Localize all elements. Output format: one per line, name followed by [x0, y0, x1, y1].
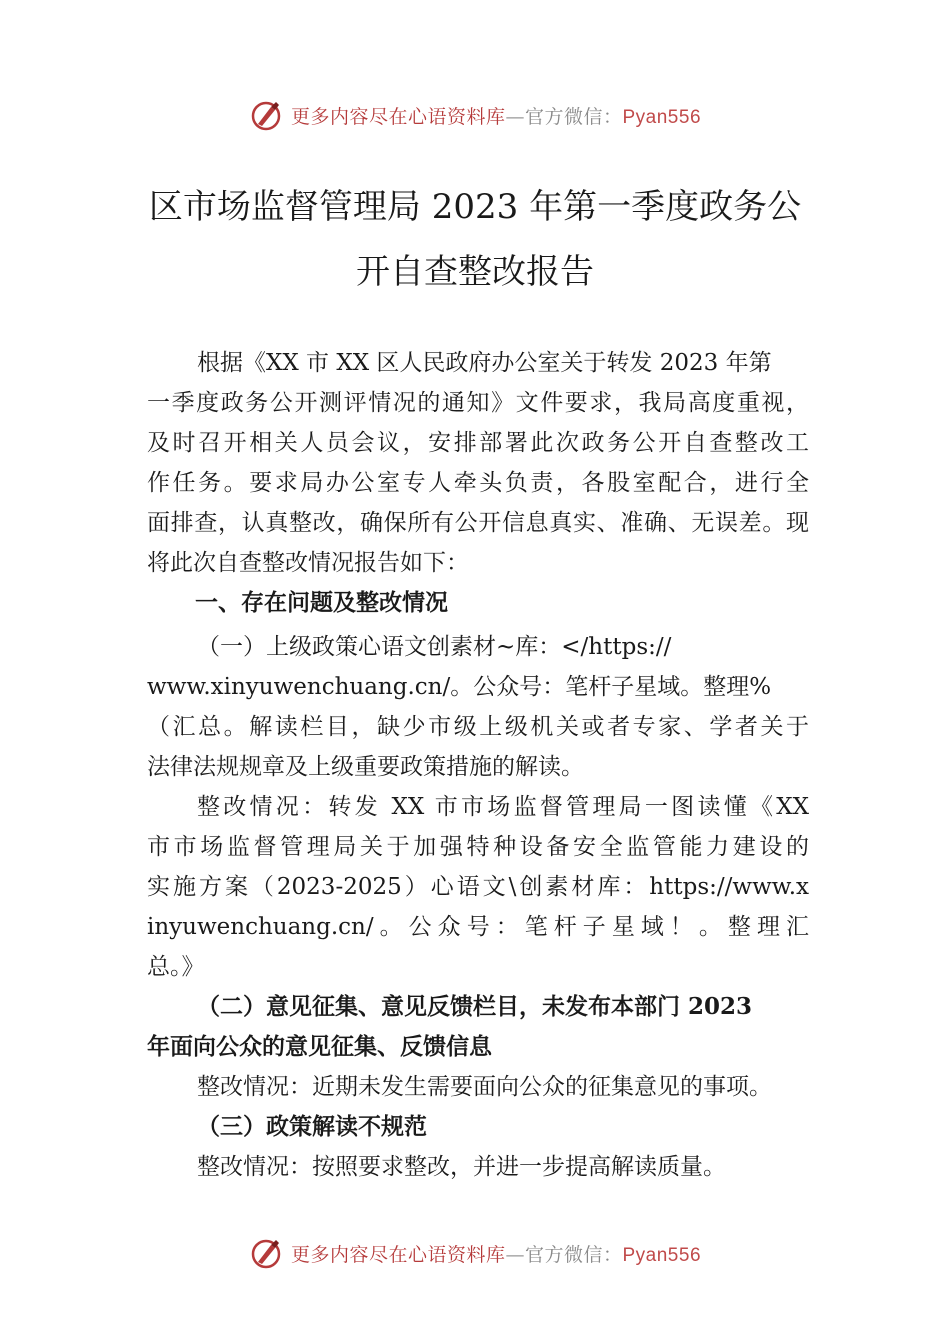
paragraph-intro-line: 将此次自查整改情况报告如下：	[147, 550, 469, 576]
watermark-wechat-label: 官方微信：	[524, 1243, 623, 1266]
paragraph-intro-line: 根据《XX 市 XX 区人民政府办公室关于转发 2023 年第	[197, 350, 772, 376]
rectification-1-line: 总。》	[147, 954, 205, 980]
watermark-wechat-id: Pyan556	[622, 1244, 702, 1266]
watermark-site: 更多内容尽在心语资料库	[290, 1243, 506, 1266]
rectification-1-line: inyuwenchuang.cn/。公众号：笔杆子星域！。整理汇	[147, 914, 809, 940]
subsection-1-line: 法律法规规章及上级重要政策措施的解读。	[147, 754, 584, 780]
rectification-3-line: 整改情况：按照要求整改，并进一步提高解读质量。	[197, 1154, 726, 1180]
subsection-1-line: （汇总。解读栏目，缺少市级上级机关或者专家、学者关于	[147, 714, 809, 740]
document-title-line-1: 区市场监督管理局 2023 年第一季度政务公	[148, 187, 802, 227]
pen-nib-logo-icon	[249, 1236, 283, 1270]
subsection-1-line: www.xinyuwenchuang.cn/。公众号：笔杆子星域。整理%	[147, 674, 772, 700]
subsection-3-line: （三）政策解读不规范	[197, 1113, 427, 1140]
watermark-footer	[0, 1233, 950, 1273]
watermark-text	[291, 1240, 701, 1267]
watermark-wechat-id: Pyan556	[622, 106, 702, 128]
subsection-2-line: （二）意见征集、意见反馈栏目，未发布本部门 2023	[197, 993, 753, 1020]
section-heading-1: 一、存在问题及整改情况	[195, 590, 448, 616]
paragraph-intro-line: 及时召开相关人员会议，安排部署此次政务公开自查整改工	[147, 430, 809, 456]
document-title-line-2: 开自查整改报告	[356, 252, 594, 292]
watermark-site: 更多内容尽在心语资料库	[290, 105, 506, 128]
rectification-1-line: 市市场监督管理局关于加强特种设备安全监管能力建设的	[147, 834, 809, 860]
paragraph-intro-line: 一季度政务公开测评情况的通知》文件要求，我局高度重视，	[147, 390, 809, 416]
watermark-header	[0, 95, 950, 135]
watermark-separator: —	[505, 105, 525, 128]
watermark-separator: —	[505, 1243, 525, 1266]
rectification-2-line: 整改情况：近期未发生需要面向公众的征集意见的事项。	[197, 1074, 772, 1100]
rectification-1-line: 实施方案（2023-2025）心语文\创素材库：https://www.x	[147, 874, 809, 900]
subsection-1-line: （一）上级政策心语文创素材~库：</https://	[197, 634, 672, 660]
watermark-wechat-label: 官方微信：	[524, 105, 623, 128]
paragraph-intro-line: 作任务。要求局办公室专人牵头负责，各股室配合，进行全	[147, 470, 809, 496]
subsection-2-line: 年面向公众的意见征集、反馈信息	[147, 1033, 492, 1060]
rectification-1-line: 整改情况：转发 XX 市市场监督管理局一图读懂《XX	[197, 794, 809, 820]
pen-nib-logo-icon	[249, 98, 283, 132]
watermark-text	[291, 102, 701, 129]
paragraph-intro-line: 面排查，认真整改，确保所有公开信息真实、准确、无误差。现	[147, 510, 809, 536]
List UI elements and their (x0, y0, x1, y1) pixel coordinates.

Task objective: Copy out all the data above, swapping "paragraph-intro-line" for "intro-paragraph-line" everywhere it occurs and changing nothing else. Leave the pictures out.

Solution for this problem:
Localize all elements. Output format: one per line, name followed by [x0, y0, x1, y1].
intro-paragraph-line: 将此次自查整改情况报告如下：	[147, 550, 469, 576]
watermark-wechat-label: 官方微信：	[524, 1243, 623, 1266]
intro-paragraph-line: 根据《XX 市 XX 区人民政府办公室关于转发 2023 年第	[197, 350, 772, 376]
rectification-1-line: 总。》	[147, 954, 205, 980]
watermark-wechat-id: Pyan556	[622, 1244, 702, 1266]
watermark-site: 更多内容尽在心语资料库	[290, 1243, 506, 1266]
rectification-1-line: inyuwenchuang.cn/。公众号：笔杆子星域！。整理汇	[147, 914, 809, 940]
subsection-1-line: 法律法规规章及上级重要政策措施的解读。	[147, 754, 584, 780]
rectification-3-line: 整改情况：按照要求整改，并进一步提高解读质量。	[197, 1154, 726, 1180]
subsection-1-line: （汇总。解读栏目，缺少市级上级机关或者专家、学者关于	[147, 714, 809, 740]
document-title-line-1: 区市场监督管理局 2023 年第一季度政务公	[148, 187, 802, 227]
pen-nib-logo-icon	[249, 1236, 283, 1270]
subsection-1-line: www.xinyuwenchuang.cn/。公众号：笔杆子星域。整理%	[147, 674, 772, 700]
subsection-3-line: （三）政策解读不规范	[197, 1113, 427, 1140]
watermark-footer	[0, 1233, 950, 1273]
watermark-text	[291, 1240, 701, 1267]
watermark-wechat-id: Pyan556	[622, 106, 702, 128]
subsection-2-line: （二）意见征集、意见反馈栏目，未发布本部门 2023	[197, 993, 753, 1020]
section-heading-1: 一、存在问题及整改情况	[195, 590, 448, 616]
intro-paragraph-line: 及时召开相关人员会议，安排部署此次政务公开自查整改工	[147, 430, 809, 456]
document-title-line-2: 开自查整改报告	[356, 252, 594, 292]
watermark-site: 更多内容尽在心语资料库	[290, 105, 506, 128]
rectification-1-line: 市市场监督管理局关于加强特种设备安全监管能力建设的	[147, 834, 809, 860]
intro-paragraph-line: 一季度政务公开测评情况的通知》文件要求，我局高度重视，	[147, 390, 809, 416]
watermark-header	[0, 95, 950, 135]
watermark-separator: —	[505, 105, 525, 128]
watermark-separator: —	[505, 1243, 525, 1266]
rectification-2-line: 整改情况：近期未发生需要面向公众的征集意见的事项。	[197, 1074, 772, 1100]
rectification-1-line: 实施方案（2023-2025）心语文\创素材库：https://www.x	[147, 874, 809, 900]
subsection-1-line: （一）上级政策心语文创素材~库：</https://	[197, 634, 672, 660]
watermark-wechat-label: 官方微信：	[524, 105, 623, 128]
intro-paragraph-line: 作任务。要求局办公室专人牵头负责，各股室配合，进行全	[147, 470, 809, 496]
subsection-2-line: 年面向公众的意见征集、反馈信息	[147, 1033, 492, 1060]
rectification-1-line: 整改情况：转发 XX 市市场监督管理局一图读懂《XX	[197, 794, 809, 820]
pen-nib-logo-icon	[249, 98, 283, 132]
watermark-text	[291, 102, 701, 129]
intro-paragraph-line: 面排查，认真整改，确保所有公开信息真实、准确、无误差。现	[147, 510, 809, 536]
List UI elements and their (x0, y0, x1, y1) pixel coordinates.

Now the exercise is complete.